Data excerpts
★ ★ ★
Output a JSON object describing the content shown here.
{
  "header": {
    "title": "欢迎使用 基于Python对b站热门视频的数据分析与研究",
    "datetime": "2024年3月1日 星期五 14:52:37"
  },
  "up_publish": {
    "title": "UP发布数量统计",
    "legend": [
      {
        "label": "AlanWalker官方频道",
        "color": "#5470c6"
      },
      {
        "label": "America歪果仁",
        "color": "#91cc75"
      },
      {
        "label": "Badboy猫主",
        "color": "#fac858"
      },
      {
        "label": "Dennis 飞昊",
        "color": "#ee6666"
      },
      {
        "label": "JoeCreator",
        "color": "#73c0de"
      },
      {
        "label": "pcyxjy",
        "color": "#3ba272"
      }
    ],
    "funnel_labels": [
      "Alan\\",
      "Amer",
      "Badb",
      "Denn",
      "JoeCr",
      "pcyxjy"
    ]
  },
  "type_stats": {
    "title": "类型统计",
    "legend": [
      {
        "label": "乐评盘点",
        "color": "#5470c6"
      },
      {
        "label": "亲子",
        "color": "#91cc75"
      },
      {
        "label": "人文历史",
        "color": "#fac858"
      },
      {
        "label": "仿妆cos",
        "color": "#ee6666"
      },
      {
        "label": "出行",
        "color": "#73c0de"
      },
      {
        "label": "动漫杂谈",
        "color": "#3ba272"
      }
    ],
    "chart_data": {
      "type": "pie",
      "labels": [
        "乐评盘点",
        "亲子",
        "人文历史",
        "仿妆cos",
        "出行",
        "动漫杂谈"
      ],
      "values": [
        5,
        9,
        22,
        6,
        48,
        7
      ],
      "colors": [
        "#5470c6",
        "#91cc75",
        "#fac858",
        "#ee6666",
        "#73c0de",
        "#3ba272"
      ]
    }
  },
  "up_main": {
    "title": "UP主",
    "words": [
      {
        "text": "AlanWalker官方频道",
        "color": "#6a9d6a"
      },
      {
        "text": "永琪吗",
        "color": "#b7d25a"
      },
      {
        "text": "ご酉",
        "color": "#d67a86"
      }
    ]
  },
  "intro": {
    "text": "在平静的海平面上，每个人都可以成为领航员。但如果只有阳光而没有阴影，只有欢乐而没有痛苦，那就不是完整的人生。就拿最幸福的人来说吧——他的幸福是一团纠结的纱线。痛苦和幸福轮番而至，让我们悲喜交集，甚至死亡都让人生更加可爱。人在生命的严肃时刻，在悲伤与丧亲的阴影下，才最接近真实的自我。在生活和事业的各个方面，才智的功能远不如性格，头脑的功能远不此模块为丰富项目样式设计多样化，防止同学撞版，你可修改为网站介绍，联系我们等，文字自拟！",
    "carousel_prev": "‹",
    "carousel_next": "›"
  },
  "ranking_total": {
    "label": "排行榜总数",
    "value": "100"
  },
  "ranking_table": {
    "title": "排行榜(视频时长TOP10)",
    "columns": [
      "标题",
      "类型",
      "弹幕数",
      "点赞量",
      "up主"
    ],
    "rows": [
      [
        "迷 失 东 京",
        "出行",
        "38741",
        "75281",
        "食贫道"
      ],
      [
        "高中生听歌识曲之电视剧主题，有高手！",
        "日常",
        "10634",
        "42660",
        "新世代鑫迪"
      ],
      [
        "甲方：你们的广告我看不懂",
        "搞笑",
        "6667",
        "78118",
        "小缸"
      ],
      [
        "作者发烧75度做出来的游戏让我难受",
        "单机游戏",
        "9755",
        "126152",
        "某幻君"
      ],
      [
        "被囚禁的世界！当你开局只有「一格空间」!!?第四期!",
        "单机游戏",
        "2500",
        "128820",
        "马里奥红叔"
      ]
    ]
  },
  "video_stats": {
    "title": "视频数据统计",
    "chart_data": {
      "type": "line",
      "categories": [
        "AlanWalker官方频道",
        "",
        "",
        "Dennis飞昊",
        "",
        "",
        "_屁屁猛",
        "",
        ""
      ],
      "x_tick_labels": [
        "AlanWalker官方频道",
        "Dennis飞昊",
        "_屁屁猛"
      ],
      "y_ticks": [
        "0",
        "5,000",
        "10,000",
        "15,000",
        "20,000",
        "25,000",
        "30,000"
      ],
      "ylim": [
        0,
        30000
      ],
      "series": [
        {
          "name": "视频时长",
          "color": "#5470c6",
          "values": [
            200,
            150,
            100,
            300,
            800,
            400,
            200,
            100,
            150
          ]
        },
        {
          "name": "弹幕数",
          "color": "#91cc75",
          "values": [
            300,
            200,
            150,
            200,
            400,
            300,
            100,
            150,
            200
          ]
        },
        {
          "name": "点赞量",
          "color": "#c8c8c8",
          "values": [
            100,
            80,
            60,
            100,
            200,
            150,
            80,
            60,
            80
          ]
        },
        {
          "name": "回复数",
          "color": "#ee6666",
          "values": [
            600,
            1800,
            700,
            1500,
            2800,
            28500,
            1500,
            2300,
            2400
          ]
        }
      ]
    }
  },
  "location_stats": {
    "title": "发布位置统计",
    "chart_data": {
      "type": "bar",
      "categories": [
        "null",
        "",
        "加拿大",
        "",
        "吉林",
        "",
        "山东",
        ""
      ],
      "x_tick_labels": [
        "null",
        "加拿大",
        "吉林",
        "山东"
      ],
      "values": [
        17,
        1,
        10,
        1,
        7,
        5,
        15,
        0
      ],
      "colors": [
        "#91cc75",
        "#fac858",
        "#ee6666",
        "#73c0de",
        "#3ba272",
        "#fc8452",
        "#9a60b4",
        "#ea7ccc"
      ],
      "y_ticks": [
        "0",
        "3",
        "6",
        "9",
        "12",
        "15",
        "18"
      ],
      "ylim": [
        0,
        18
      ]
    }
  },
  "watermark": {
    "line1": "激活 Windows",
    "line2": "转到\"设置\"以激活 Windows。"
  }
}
★ ★ ★
Written instruction: Reproduce the listing above verbatim, from first line to last.

Result for this task:
Output a JSON object describing the content shown here.
{
  "header": {
    "title": "欢迎使用 基于Python对b站热门视频的数据分析与研究",
    "datetime": "2024年3月1日 星期五 14:52:37"
  },
  "up_publish": {
    "title": "UP发布数量统计",
    "legend": [
      {
        "label": "AlanWalker官方频道",
        "color": "#5470c6"
      },
      {
        "label": "America歪果仁",
        "color": "#91cc75"
      },
      {
        "label": "Badboy猫主",
        "color": "#fac858"
      },
      {
        "label": "Dennis 飞昊",
        "color": "#ee6666"
      },
      {
        "label": "JoeCreator",
        "color": "#73c0de"
      },
      {
        "label": "pcyxjy",
        "color": "#3ba272"
      }
    ],
    "funnel_labels": [
      "Alan\\",
      "Amer",
      "Badb",
      "Denn",
      "JoeCr",
      "pcyxjy"
    ]
  },
  "type_stats": {
    "title": "类型统计",
    "legend": [
      {
        "label": "乐评盘点",
        "color": "#5470c6"
      },
      {
        "label": "亲子",
        "color": "#91cc75"
      },
      {
        "label": "人文历史",
        "color": "#fac858"
      },
      {
        "label": "仿妆cos",
        "color": "#ee6666"
      },
      {
        "label": "出行",
        "color": "#73c0de"
      },
      {
        "label": "动漫杂谈",
        "color": "#3ba272"
      }
    ],
    "chart_data": {
      "type": "pie",
      "labels": [
        "乐评盘点",
        "亲子",
        "人文历史",
        "仿妆cos",
        "出行",
        "动漫杂谈"
      ],
      "values": [
        5,
        9,
        22,
        6,
        48,
        7
      ],
      "colors": [
        "#5470c6",
        "#91cc75",
        "#fac858",
        "#ee6666",
        "#73c0de",
        "#3ba272"
      ]
    }
  },
  "up_main": {
    "title": "UP主",
    "words": [
      {
        "text": "AlanWalker官方频道",
        "color": "#6a9d6a"
      },
      {
        "text": "永琪吗",
        "color": "#b7d25a"
      },
      {
        "text": "ご酉",
        "color": "#d67a86"
      }
    ]
  },
  "intro": {
    "text": "在平静的海平面上，每个人都可以成为领航员。但如果只有阳光而没有阴影，只有欢乐而没有痛苦，那就不是完整的人生。就拿最幸福的人来说吧——他的幸福是一团纠结的纱线。痛苦和幸福轮番而至，让我们悲喜交集，甚至死亡都让人生更加可爱。人在生命的严肃时刻，在悲伤与丧亲的阴影下，才最接近真实的自我。在生活和事业的各个方面，才智的功能远不如性格，头脑的功能远不此模块为丰富项目样式设计多样化，防止同学撞版，你可修改为网站介绍，联系我们等，文字自拟！",
    "carousel_prev": "‹",
    "carousel_next": "›"
  },
  "ranking_total": {
    "label": "排行榜总数",
    "value": "100"
  },
  "ranking_table": {
    "title": "排行榜(视频时长TOP10)",
    "columns": [
      "标题",
      "类型",
      "弹幕数",
      "点赞量",
      "up主"
    ],
    "rows": [
      [
        "迷 失 东 京",
        "出行",
        "38741",
        "75281",
        "食贫道"
      ],
      [
        "高中生听歌识曲之电视剧主题，有高手！",
        "日常",
        "10634",
        "42660",
        "新世代鑫迪"
      ],
      [
        "甲方：你们的广告我看不懂",
        "搞笑",
        "6667",
        "78118",
        "小缸"
      ],
      [
        "作者发烧75度做出来的游戏让我难受",
        "单机游戏",
        "9755",
        "126152",
        "某幻君"
      ],
      [
        "被囚禁的世界！当你开局只有「一格空间」!!?第四期!",
        "单机游戏",
        "2500",
        "128820",
        "马里奥红叔"
      ]
    ]
  },
  "video_stats": {
    "title": "视频数据统计",
    "chart_data": {
      "type": "line",
      "categories": [
        "AlanWalker官方频道",
        "",
        "",
        "Dennis飞昊",
        "",
        "",
        "_屁屁猛",
        "",
        ""
      ],
      "x_tick_labels": [
        "AlanWalker官方频道",
        "Dennis飞昊",
        "_屁屁猛"
      ],
      "y_ticks": [
        "0",
        "5,000",
        "10,000",
        "15,000",
        "20,000",
        "25,000",
        "30,000"
      ],
      "ylim": [
        0,
        30000
      ],
      "series": [
        {
          "name": "视频时长",
          "color": "#5470c6",
          "values": [
            200,
            150,
            100,
            300,
            800,
            400,
            200,
            100,
            150
          ]
        },
        {
          "name": "弹幕数",
          "color": "#91cc75",
          "values": [
            300,
            200,
            150,
            200,
            400,
            300,
            100,
            150,
            200
          ]
        },
        {
          "name": "点赞量",
          "color": "#c8c8c8",
          "values": [
            100,
            80,
            60,
            100,
            200,
            150,
            80,
            60,
            80
          ]
        },
        {
          "name": "回复数",
          "color": "#ee6666",
          "values": [
            600,
            1800,
            700,
            1500,
            2800,
            28500,
            1500,
            2300,
            2400
          ]
        }
      ]
    }
  },
  "location_stats": {
    "title": "发布位置统计",
    "chart_data": {
      "type": "bar",
      "categories": [
        "null",
        "",
        "加拿大",
        "",
        "吉林",
        "",
        "山东",
        ""
      ],
      "x_tick_labels": [
        "null",
        "加拿大",
        "吉林",
        "山东"
      ],
      "values": [
        17,
        1,
        10,
        1,
        7,
        5,
        15,
        0
      ],
      "colors": [
        "#91cc75",
        "#fac858",
        "#ee6666",
        "#73c0de",
        "#3ba272",
        "#fc8452",
        "#9a60b4",
        "#ea7ccc"
      ],
      "y_ticks": [
        "0",
        "3",
        "6",
        "9",
        "12",
        "15",
        "18"
      ],
      "ylim": [
        0,
        18
      ]
    }
  },
  "watermark": {
    "line1": "激活 Windows",
    "line2": "转到\"设置\"以激活 Windows。"
  }
}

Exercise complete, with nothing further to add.